To be done:
Rewrite every one of the entries below, changing "UI elements" to "interface elements" and keeping everything else the same. Leave out the pictures.

Extracted entries:
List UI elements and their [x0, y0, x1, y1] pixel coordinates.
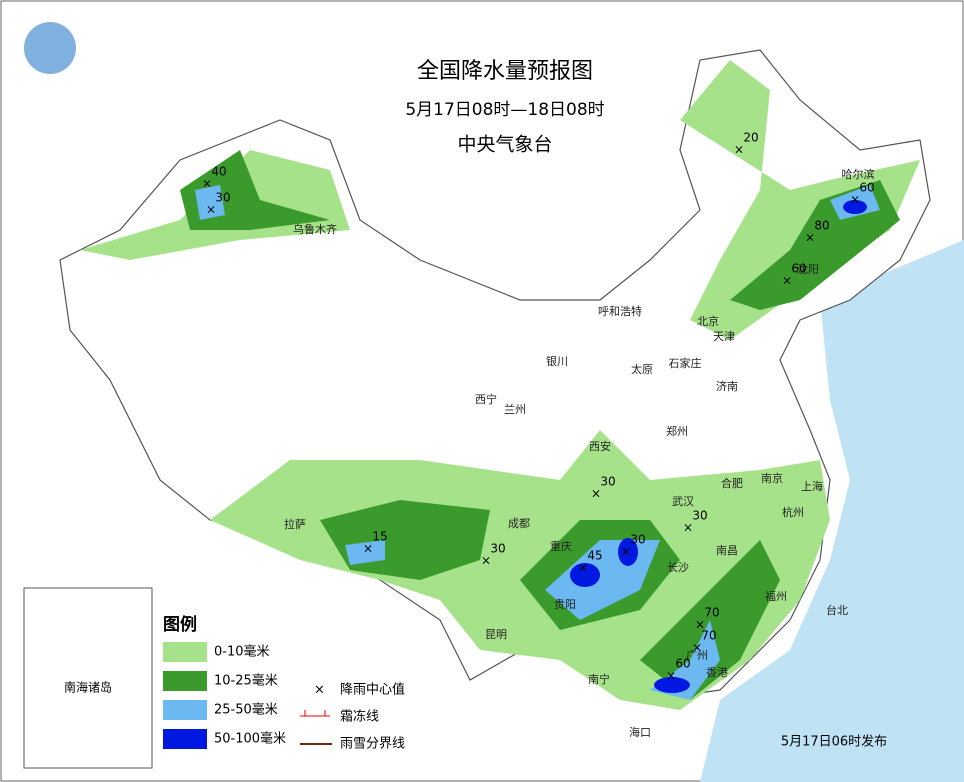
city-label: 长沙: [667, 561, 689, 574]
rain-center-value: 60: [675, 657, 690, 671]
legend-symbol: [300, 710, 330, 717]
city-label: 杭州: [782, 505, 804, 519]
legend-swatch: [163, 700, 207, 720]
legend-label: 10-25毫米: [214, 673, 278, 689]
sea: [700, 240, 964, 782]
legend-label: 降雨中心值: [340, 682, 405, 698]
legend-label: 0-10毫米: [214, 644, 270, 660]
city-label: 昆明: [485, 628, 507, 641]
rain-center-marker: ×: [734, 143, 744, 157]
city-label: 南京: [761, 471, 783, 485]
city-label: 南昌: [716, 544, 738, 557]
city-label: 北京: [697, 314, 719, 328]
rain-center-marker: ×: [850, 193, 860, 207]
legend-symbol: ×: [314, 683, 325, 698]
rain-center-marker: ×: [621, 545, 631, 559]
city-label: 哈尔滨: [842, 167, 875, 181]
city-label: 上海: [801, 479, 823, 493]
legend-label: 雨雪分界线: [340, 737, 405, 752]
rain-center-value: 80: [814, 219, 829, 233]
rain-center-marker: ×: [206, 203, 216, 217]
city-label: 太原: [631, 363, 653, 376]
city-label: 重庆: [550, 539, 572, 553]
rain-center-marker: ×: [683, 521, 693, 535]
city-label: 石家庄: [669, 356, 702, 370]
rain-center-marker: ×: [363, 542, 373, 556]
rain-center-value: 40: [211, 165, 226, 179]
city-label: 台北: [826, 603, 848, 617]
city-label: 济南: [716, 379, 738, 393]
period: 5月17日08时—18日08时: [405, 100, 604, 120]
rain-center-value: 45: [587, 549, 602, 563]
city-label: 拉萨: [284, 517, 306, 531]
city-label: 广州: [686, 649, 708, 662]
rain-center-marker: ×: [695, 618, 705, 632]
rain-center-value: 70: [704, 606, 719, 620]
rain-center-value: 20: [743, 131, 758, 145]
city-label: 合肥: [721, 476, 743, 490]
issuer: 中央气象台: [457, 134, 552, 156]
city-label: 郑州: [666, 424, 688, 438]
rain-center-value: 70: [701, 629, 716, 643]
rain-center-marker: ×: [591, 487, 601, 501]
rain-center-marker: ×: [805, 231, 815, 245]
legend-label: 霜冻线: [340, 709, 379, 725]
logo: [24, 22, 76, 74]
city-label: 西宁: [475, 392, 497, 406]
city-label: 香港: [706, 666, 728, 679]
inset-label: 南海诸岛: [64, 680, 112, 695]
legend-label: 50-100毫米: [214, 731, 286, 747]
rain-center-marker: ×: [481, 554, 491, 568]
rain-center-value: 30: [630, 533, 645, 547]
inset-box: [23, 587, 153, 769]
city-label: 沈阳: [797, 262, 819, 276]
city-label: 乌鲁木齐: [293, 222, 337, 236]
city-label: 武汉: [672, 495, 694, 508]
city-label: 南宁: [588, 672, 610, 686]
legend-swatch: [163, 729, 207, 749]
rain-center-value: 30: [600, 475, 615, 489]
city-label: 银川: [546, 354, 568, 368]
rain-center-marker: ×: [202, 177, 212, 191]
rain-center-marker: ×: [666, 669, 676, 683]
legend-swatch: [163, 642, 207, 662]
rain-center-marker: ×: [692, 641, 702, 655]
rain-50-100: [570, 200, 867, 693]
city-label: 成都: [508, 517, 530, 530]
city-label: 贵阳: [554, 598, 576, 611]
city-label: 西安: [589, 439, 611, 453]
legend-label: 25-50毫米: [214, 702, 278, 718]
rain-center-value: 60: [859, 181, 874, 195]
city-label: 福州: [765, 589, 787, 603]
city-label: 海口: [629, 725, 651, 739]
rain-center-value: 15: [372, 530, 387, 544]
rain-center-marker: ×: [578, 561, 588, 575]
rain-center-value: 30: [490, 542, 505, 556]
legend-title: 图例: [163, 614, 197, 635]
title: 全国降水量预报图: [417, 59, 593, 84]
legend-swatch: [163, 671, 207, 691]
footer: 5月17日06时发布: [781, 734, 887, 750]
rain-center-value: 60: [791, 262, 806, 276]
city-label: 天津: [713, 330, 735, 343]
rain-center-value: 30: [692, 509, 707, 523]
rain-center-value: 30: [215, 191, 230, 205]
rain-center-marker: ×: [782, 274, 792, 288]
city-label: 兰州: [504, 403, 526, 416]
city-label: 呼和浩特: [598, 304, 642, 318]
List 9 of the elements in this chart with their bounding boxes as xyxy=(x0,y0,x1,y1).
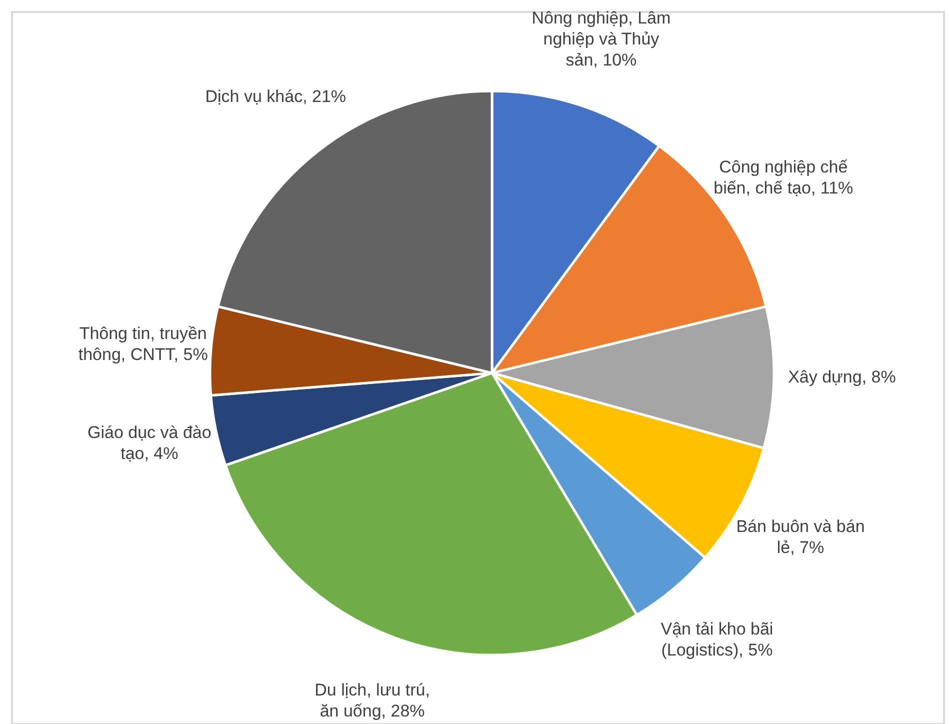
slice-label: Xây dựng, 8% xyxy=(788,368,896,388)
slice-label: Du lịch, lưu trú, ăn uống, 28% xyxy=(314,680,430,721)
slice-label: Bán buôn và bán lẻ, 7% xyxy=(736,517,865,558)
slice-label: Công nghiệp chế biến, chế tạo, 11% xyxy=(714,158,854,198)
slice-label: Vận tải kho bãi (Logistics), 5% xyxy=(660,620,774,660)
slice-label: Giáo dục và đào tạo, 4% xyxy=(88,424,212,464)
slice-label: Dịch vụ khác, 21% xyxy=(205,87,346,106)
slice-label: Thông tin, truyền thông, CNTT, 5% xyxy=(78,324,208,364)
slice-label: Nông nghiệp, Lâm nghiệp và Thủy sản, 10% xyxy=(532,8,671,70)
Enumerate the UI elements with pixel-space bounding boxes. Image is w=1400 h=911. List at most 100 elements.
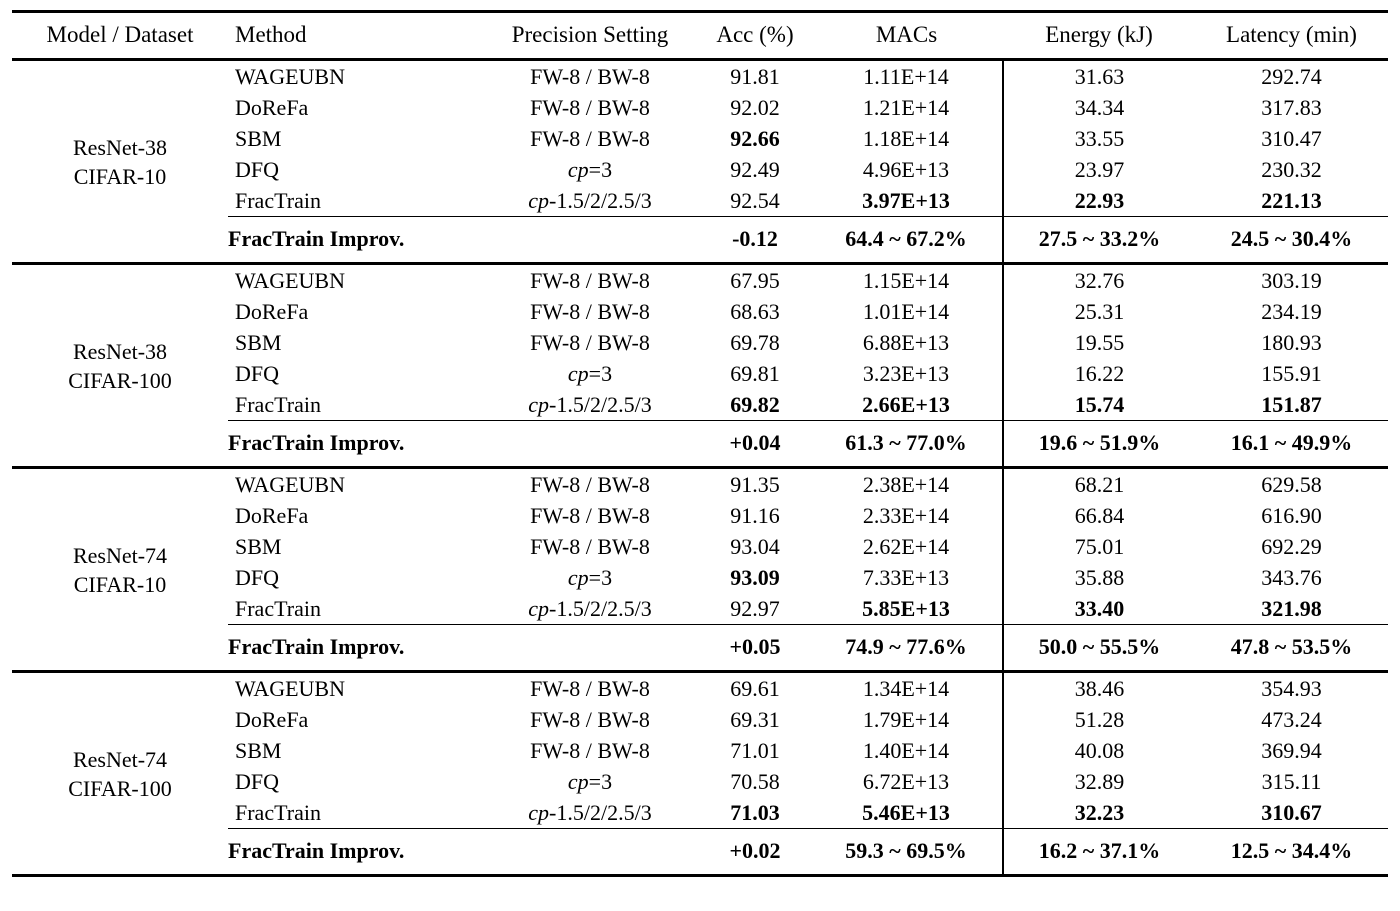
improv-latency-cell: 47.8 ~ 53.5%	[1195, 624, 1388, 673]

Exercise solution:
List interface elements and their [x0, y0, x1, y1] pixel coordinates.
city-label: 长沙: [667, 561, 689, 574]
rain-center-value: 60: [675, 657, 690, 671]
legend-symbol: [300, 710, 330, 717]
city-label: 杭州: [782, 505, 804, 519]
legend-swatch: [163, 700, 207, 720]
legend-label: 10-25毫米: [214, 673, 278, 689]
sea: [700, 240, 964, 782]
legend-label: 降雨中心值: [340, 682, 405, 698]
legend-label: 0-10毫米: [214, 644, 270, 660]
city-label: 昆明: [485, 628, 507, 641]
rain-center-marker: ×: [734, 143, 744, 157]
city-label: 南京: [761, 471, 783, 485]
city-label: 南昌: [716, 544, 738, 557]
city-label: 北京: [697, 314, 719, 328]
rain-center-marker: ×: [850, 193, 860, 207]
legend-symbol: ×: [314, 683, 325, 698]
rain-center-marker: ×: [621, 545, 631, 559]
city-label: 哈尔滨: [842, 167, 875, 181]
city-label: 上海: [801, 479, 823, 493]
legend-label: 雨雪分界线: [340, 737, 405, 752]
rain-center-value: 80: [814, 219, 829, 233]
rain-center-marker: ×: [206, 203, 216, 217]
city-label: 太原: [631, 363, 653, 376]
city-label: 重庆: [550, 539, 572, 553]
rain-center-marker: ×: [683, 521, 693, 535]
city-label: 石家庄: [669, 356, 702, 370]
rain-center-marker: ×: [363, 542, 373, 556]
rain-center-value: 40: [211, 165, 226, 179]
city-label: 台北: [826, 603, 848, 617]
city-label: 济南: [716, 379, 738, 393]
period: 5月17日08时—18日08时: [405, 100, 604, 120]
rain-center-value: 45: [587, 549, 602, 563]
city-label: 拉萨: [284, 517, 306, 531]
city-label: 广州: [686, 649, 708, 662]
rain-center-marker: ×: [695, 618, 705, 632]
rain-center-value: 70: [704, 606, 719, 620]
rain-center-value: 20: [743, 131, 758, 145]
city-label: 合肥: [721, 476, 743, 490]
issuer: 中央气象台: [457, 134, 552, 156]
city-label: 郑州: [666, 424, 688, 438]
rain-center-value: 70: [701, 629, 716, 643]
rain-center-marker: ×: [591, 487, 601, 501]
rain-center-marker: ×: [805, 231, 815, 245]
legend-label: 霜冻线: [340, 709, 379, 725]
logo: [24, 22, 76, 74]
city-label: 西宁: [475, 392, 497, 406]
city-label: 香港: [706, 666, 728, 679]
inset-label: 南海诸岛: [64, 680, 112, 695]
legend-label: 50-100毫米: [214, 731, 286, 747]
rain-center-marker: ×: [481, 554, 491, 568]
rain-center-value: 30: [630, 533, 645, 547]
inset-box: [23, 587, 153, 769]
city-label: 沈阳: [797, 262, 819, 276]
city-label: 乌鲁木齐: [293, 222, 337, 236]
city-label: 武汉: [672, 495, 694, 508]
city-label: 南宁: [588, 672, 610, 686]
legend-swatch: [163, 729, 207, 749]
rain-center-value: 30: [600, 475, 615, 489]
city-label: 银川: [546, 354, 568, 368]
rain-center-marker: ×: [202, 177, 212, 191]
rain-center-marker: ×: [666, 669, 676, 683]
legend-swatch: [163, 642, 207, 662]
rain-center-marker: ×: [692, 641, 702, 655]
rain-50-100: [570, 200, 867, 693]
city-label: 成都: [508, 517, 530, 530]
city-label: 贵阳: [554, 598, 576, 611]
city-label: 西安: [589, 439, 611, 453]
legend-label: 25-50毫米: [214, 702, 278, 718]
rain-center-value: 60: [859, 181, 874, 195]
city-label: 福州: [765, 589, 787, 603]
city-label: 海口: [629, 725, 651, 739]
rain-center-value: 15: [372, 530, 387, 544]
rain-center-marker: ×: [578, 561, 588, 575]
rain-center-value: 30: [490, 542, 505, 556]
legend-title: 图例: [163, 614, 197, 635]
title: 全国降水量预报图: [417, 59, 593, 84]
legend-swatch: [163, 671, 207, 691]
footer: 5月17日06时发布: [781, 734, 887, 750]
rain-center-value: 60: [791, 262, 806, 276]
city-label: 天津: [713, 330, 735, 343]
rain-center-value: 30: [692, 509, 707, 523]
rain-center-value: 30: [215, 191, 230, 205]
rain-center-marker: ×: [782, 274, 792, 288]
city-label: 兰州: [504, 403, 526, 416]
city-label: 呼和浩特: [598, 304, 642, 318]
List 9 of the elements in this chart with their bounding boxes as xyxy=(x0,y0,x1,y1).
slice-label: Xây dựng, 8% xyxy=(788,368,896,388)
slice-label: Du lịch, lưu trú, ăn uống, 28% xyxy=(314,680,430,721)
slice-label: Bán buôn và bán lẻ, 7% xyxy=(736,517,865,558)
slice-label: Công nghiệp chế biến, chế tạo, 11% xyxy=(714,158,854,198)
slice-label: Vận tải kho bãi (Logistics), 5% xyxy=(660,620,774,660)
slice-label: Giáo dục và đào tạo, 4% xyxy=(88,424,212,464)
slice-label: Dịch vụ khác, 21% xyxy=(205,87,346,106)
slice-label: Thông tin, truyền thông, CNTT, 5% xyxy=(78,324,208,364)
slice-label: Nông nghiệp, Lâm nghiệp và Thủy sản, 10% xyxy=(532,8,671,70)
Enumerate the interface elements with pixel-space bounding boxes. Image is w=1400 h=911. List at most 100 elements.
improv-latency-cell: 47.8 ~ 53.5%	[1195, 624, 1388, 673]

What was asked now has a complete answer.